→ **Exercise**: Locate all lines with the word "title". Copy them.

→ **Exercise input**:
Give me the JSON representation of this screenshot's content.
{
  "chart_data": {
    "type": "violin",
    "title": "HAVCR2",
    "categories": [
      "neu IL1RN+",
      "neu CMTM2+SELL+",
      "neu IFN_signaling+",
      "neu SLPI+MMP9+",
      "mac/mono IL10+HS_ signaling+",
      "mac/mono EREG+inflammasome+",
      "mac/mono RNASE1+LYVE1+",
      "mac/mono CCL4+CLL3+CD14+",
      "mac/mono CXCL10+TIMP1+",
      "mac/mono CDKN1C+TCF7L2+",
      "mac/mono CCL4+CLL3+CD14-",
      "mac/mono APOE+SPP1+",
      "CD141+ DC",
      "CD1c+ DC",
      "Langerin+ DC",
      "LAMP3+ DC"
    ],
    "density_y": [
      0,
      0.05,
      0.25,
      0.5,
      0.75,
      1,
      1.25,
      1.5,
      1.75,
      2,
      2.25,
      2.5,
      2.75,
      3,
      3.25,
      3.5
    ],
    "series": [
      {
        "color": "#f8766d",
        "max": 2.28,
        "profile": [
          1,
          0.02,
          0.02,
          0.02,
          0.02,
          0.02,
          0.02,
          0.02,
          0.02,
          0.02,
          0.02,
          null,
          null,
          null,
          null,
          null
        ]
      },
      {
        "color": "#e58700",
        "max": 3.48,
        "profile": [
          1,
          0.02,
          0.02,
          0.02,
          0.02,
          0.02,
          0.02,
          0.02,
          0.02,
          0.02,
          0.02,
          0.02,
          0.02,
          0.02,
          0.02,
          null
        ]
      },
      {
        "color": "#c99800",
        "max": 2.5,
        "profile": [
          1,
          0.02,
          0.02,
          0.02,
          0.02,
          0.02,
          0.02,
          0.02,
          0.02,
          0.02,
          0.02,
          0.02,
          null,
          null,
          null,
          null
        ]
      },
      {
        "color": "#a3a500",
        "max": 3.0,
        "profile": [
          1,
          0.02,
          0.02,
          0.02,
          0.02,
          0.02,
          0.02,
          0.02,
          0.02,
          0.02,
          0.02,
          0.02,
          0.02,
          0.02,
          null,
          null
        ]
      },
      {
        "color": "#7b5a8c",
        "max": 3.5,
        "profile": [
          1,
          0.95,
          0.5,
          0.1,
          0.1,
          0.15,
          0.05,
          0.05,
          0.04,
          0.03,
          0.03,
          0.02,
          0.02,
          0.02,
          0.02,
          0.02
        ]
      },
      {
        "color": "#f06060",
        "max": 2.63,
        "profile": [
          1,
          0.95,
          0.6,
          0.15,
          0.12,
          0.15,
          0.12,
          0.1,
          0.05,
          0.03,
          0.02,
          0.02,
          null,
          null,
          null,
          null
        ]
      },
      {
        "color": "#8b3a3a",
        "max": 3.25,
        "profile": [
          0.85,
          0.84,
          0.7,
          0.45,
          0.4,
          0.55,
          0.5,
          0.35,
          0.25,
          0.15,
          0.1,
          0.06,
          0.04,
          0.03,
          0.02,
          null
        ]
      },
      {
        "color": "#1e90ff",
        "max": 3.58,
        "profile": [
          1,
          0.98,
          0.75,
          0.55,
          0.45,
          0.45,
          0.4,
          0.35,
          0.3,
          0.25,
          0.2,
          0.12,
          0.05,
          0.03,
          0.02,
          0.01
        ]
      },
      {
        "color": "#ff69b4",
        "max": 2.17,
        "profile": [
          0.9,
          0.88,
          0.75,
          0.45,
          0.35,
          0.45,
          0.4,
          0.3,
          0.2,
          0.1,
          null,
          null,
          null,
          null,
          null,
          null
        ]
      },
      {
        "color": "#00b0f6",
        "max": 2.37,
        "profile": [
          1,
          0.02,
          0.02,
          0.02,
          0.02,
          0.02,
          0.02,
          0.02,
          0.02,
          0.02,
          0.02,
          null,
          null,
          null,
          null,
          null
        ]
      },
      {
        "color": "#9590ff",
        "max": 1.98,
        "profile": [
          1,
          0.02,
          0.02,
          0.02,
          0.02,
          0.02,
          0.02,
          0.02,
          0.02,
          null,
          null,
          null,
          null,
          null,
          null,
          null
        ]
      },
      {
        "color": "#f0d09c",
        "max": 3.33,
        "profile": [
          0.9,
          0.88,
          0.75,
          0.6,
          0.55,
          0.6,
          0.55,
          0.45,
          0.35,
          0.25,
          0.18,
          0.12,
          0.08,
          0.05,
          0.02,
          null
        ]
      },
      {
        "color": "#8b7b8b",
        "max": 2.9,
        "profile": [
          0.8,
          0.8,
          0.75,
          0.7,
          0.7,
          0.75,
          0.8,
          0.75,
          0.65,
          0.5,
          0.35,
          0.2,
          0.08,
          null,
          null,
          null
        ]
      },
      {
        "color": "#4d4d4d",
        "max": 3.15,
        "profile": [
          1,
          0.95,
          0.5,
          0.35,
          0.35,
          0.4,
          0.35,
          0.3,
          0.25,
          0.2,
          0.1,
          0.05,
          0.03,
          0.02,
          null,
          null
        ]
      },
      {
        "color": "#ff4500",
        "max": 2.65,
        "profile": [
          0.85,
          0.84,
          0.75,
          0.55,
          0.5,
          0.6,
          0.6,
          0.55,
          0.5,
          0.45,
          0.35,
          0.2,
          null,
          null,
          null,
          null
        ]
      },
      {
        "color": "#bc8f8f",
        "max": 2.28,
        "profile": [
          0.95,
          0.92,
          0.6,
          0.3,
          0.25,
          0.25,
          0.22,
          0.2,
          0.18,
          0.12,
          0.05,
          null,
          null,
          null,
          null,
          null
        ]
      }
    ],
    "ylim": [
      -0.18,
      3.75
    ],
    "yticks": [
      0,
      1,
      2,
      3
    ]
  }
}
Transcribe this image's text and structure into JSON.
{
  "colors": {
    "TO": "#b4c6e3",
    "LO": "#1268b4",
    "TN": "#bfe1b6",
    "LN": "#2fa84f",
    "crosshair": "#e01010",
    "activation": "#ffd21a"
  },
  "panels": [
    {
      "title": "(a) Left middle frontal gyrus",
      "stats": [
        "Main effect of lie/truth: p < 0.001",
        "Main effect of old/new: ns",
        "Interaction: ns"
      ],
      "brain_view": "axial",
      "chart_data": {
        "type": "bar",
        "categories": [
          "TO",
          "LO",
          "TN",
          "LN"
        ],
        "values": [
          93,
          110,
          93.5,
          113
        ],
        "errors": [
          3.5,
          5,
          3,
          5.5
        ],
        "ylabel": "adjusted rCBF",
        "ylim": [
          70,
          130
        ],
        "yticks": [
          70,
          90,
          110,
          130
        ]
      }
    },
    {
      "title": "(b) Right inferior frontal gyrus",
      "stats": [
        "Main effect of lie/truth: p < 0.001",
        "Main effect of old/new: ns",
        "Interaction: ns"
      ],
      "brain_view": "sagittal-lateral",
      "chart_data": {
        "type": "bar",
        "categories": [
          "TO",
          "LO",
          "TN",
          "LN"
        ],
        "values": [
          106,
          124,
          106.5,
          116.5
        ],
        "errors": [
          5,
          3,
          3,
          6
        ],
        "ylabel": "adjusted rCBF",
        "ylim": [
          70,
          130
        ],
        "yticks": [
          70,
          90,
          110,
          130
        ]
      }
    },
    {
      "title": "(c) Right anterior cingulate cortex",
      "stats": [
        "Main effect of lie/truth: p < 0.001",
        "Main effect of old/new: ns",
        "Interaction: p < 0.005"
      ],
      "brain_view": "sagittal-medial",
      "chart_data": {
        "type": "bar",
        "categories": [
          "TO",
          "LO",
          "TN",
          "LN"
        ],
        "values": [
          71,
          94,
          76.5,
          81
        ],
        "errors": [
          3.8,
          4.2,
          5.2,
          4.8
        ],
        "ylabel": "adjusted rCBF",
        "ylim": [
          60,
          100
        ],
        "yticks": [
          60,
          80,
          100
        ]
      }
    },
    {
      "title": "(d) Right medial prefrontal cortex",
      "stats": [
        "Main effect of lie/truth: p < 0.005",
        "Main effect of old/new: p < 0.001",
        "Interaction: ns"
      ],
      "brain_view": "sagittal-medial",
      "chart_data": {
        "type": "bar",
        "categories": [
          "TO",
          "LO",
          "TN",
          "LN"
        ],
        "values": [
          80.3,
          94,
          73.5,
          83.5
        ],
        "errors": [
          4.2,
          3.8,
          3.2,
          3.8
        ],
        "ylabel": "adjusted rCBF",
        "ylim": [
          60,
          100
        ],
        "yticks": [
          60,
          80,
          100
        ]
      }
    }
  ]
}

→ **Task output**:
    "title": "HAVCR2",
      "title": "(a) Left middle frontal gyrus",
      "title": "(b) Right inferior frontal gyrus",
      "title": "(c) Right anterior cingulate cortex",
      "title": "(d) Right medial prefrontal cortex",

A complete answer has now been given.